§ Exercise task
Reproduce the following material exactly, including every line.

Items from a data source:
****

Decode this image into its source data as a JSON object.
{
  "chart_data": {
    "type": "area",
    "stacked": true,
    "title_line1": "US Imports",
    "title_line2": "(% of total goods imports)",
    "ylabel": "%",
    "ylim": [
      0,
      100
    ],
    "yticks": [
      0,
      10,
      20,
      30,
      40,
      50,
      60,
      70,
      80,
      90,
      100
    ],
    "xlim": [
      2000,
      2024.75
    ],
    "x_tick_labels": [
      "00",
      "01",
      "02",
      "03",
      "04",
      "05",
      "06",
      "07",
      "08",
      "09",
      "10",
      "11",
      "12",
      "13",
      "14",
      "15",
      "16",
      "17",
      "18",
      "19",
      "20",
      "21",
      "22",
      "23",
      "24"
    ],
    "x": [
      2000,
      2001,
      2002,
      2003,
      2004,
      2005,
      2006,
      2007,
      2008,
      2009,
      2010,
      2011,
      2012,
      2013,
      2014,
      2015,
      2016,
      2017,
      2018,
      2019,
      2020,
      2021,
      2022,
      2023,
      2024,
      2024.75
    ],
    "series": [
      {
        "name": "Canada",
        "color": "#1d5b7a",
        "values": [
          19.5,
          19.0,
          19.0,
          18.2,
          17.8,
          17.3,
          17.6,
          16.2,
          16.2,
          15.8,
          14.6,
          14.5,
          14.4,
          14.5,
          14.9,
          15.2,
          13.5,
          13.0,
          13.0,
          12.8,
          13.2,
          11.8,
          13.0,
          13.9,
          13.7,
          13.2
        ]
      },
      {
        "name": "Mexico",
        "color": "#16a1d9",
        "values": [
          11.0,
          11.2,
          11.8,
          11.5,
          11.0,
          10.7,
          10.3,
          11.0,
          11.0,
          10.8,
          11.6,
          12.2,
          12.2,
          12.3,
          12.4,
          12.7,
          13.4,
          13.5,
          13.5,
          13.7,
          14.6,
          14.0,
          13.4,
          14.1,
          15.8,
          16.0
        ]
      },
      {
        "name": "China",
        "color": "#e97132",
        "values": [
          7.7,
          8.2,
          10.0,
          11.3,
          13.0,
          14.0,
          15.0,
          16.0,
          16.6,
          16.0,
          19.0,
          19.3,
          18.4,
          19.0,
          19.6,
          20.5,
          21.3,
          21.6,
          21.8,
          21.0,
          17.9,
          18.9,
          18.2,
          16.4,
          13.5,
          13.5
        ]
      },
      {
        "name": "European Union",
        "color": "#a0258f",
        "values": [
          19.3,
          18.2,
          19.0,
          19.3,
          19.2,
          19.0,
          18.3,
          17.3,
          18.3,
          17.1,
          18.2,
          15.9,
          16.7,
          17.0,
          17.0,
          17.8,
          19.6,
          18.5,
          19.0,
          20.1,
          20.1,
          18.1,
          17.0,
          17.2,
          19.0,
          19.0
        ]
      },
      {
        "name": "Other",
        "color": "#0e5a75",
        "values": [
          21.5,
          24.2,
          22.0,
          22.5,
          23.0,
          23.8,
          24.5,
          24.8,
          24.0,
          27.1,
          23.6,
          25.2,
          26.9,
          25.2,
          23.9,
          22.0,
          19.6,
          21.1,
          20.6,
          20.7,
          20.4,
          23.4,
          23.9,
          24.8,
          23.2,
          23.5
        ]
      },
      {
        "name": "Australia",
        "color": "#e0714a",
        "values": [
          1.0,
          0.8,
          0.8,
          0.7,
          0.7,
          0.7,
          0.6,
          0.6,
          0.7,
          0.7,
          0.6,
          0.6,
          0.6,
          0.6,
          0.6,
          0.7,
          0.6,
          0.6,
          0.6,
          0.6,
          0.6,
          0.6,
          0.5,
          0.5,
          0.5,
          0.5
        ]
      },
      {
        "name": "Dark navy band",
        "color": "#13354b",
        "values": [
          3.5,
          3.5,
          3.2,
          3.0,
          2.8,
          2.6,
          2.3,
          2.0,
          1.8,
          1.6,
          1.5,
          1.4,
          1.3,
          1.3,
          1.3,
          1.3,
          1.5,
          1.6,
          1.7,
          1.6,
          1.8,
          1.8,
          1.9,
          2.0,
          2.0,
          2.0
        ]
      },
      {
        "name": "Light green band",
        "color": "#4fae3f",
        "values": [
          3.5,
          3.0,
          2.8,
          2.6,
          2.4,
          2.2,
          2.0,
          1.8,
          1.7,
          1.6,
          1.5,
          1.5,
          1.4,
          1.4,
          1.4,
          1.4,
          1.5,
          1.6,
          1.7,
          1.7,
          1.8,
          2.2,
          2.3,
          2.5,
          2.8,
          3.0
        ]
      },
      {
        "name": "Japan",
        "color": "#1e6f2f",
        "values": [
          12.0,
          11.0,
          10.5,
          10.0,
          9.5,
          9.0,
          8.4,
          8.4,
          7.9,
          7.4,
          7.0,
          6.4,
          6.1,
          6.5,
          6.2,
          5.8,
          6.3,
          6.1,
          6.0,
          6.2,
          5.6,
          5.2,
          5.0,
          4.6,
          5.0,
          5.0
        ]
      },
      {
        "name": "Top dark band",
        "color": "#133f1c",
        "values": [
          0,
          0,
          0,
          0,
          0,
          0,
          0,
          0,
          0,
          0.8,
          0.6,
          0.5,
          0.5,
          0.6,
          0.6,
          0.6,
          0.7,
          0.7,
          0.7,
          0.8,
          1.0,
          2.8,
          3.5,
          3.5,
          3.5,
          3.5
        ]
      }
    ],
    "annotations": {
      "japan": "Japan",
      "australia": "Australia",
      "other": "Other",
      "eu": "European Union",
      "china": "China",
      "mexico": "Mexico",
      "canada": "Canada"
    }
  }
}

****

§ Answer to the task
Decode this image into its source data as a JSON object.
{
  "chart_data": {
    "type": "area",
    "stacked": true,
    "title_line1": "US Imports",
    "title_line2": "(% of total goods imports)",
    "ylabel": "%",
    "ylim": [
      0,
      100
    ],
    "yticks": [
      0,
      10,
      20,
      30,
      40,
      50,
      60,
      70,
      80,
      90,
      100
    ],
    "xlim": [
      2000,
      2024.75
    ],
    "x_tick_labels": [
      "00",
      "01",
      "02",
      "03",
      "04",
      "05",
      "06",
      "07",
      "08",
      "09",
      "10",
      "11",
      "12",
      "13",
      "14",
      "15",
      "16",
      "17",
      "18",
      "19",
      "20",
      "21",
      "22",
      "23",
      "24"
    ],
    "x": [
      2000,
      2001,
      2002,
      2003,
      2004,
      2005,
      2006,
      2007,
      2008,
      2009,
      2010,
      2011,
      2012,
      2013,
      2014,
      2015,
      2016,
      2017,
      2018,
      2019,
      2020,
      2021,
      2022,
      2023,
      2024,
      2024.75
    ],
    "series": [
      {
        "name": "Canada",
        "color": "#1d5b7a",
        "values": [
          19.5,
          19.0,
          19.0,
          18.2,
          17.8,
          17.3,
          17.6,
          16.2,
          16.2,
          15.8,
          14.6,
          14.5,
          14.4,
          14.5,
          14.9,
          15.2,
          13.5,
          13.0,
          13.0,
          12.8,
          13.2,
          11.8,
          13.0,
          13.9,
          13.7,
          13.2
        ]
      },
      {
        "name": "Mexico",
        "color": "#16a1d9",
        "values": [
          11.0,
          11.2,
          11.8,
          11.5,
          11.0,
          10.7,
          10.3,
          11.0,
          11.0,
          10.8,
          11.6,
          12.2,
          12.2,
          12.3,
          12.4,
          12.7,
          13.4,
          13.5,
          13.5,
          13.7,
          14.6,
          14.0,
          13.4,
          14.1,
          15.8,
          16.0
        ]
      },
      {
        "name": "China",
        "color": "#e97132",
        "values": [
          7.7,
          8.2,
          10.0,
          11.3,
          13.0,
          14.0,
          15.0,
          16.0,
          16.6,
          16.0,
          19.0,
          19.3,
          18.4,
          19.0,
          19.6,
          20.5,
          21.3,
          21.6,
          21.8,
          21.0,
          17.9,
          18.9,
          18.2,
          16.4,
          13.5,
          13.5
        ]
      },
      {
        "name": "European Union",
        "color": "#a0258f",
        "values": [
          19.3,
          18.2,
          19.0,
          19.3,
          19.2,
          19.0,
          18.3,
          17.3,
          18.3,
          17.1,
          18.2,
          15.9,
          16.7,
          17.0,
          17.0,
          17.8,
          19.6,
          18.5,
          19.0,
          20.1,
          20.1,
          18.1,
          17.0,
          17.2,
          19.0,
          19.0
        ]
      },
      {
        "name": "Other",
        "color": "#0e5a75",
        "values": [
          21.5,
          24.2,
          22.0,
          22.5,
          23.0,
          23.8,
          24.5,
          24.8,
          24.0,
          27.1,
          23.6,
          25.2,
          26.9,
          25.2,
          23.9,
          22.0,
          19.6,
          21.1,
          20.6,
          20.7,
          20.4,
          23.4,
          23.9,
          24.8,
          23.2,
          23.5
        ]
      },
      {
        "name": "Australia",
        "color": "#e0714a",
        "values": [
          1.0,
          0.8,
          0.8,
          0.7,
          0.7,
          0.7,
          0.6,
          0.6,
          0.7,
          0.7,
          0.6,
          0.6,
          0.6,
          0.6,
          0.6,
          0.7,
          0.6,
          0.6,
          0.6,
          0.6,
          0.6,
          0.6,
          0.5,
          0.5,
          0.5,
          0.5
        ]
      },
      {
        "name": "Dark navy band",
        "color": "#13354b",
        "values": [
          3.5,
          3.5,
          3.2,
          3.0,
          2.8,
          2.6,
          2.3,
          2.0,
          1.8,
          1.6,
          1.5,
          1.4,
          1.3,
          1.3,
          1.3,
          1.3,
          1.5,
          1.6,
          1.7,
          1.6,
          1.8,
          1.8,
          1.9,
          2.0,
          2.0,
          2.0
        ]
      },
      {
        "name": "Light green band",
        "color": "#4fae3f",
        "values": [
          3.5,
          3.0,
          2.8,
          2.6,
          2.4,
          2.2,
          2.0,
          1.8,
          1.7,
          1.6,
          1.5,
          1.5,
          1.4,
          1.4,
          1.4,
          1.4,
          1.5,
          1.6,
          1.7,
          1.7,
          1.8,
          2.2,
          2.3,
          2.5,
          2.8,
          3.0
        ]
      },
      {
        "name": "Japan",
        "color": "#1e6f2f",
        "values": [
          12.0,
          11.0,
          10.5,
          10.0,
          9.5,
          9.0,
          8.4,
          8.4,
          7.9,
          7.4,
          7.0,
          6.4,
          6.1,
          6.5,
          6.2,
          5.8,
          6.3,
          6.1,
          6.0,
          6.2,
          5.6,
          5.2,
          5.0,
          4.6,
          5.0,
          5.0
        ]
      },
      {
        "name": "Top dark band",
        "color": "#133f1c",
        "values": [
          0,
          0,
          0,
          0,
          0,
          0,
          0,
          0,
          0,
          0.8,
          0.6,
          0.5,
          0.5,
          0.6,
          0.6,
          0.6,
          0.7,
          0.7,
          0.7,
          0.8,
          1.0,
          2.8,
          3.5,
          3.5,
          3.5,
          3.5
        ]
      }
    ],
    "annotations": {
      "japan": "Japan",
      "australia": "Australia",
      "other": "Other",
      "eu": "European Union",
      "china": "China",
      "mexico": "Mexico",
      "canada": "Canada"
    }
  }
}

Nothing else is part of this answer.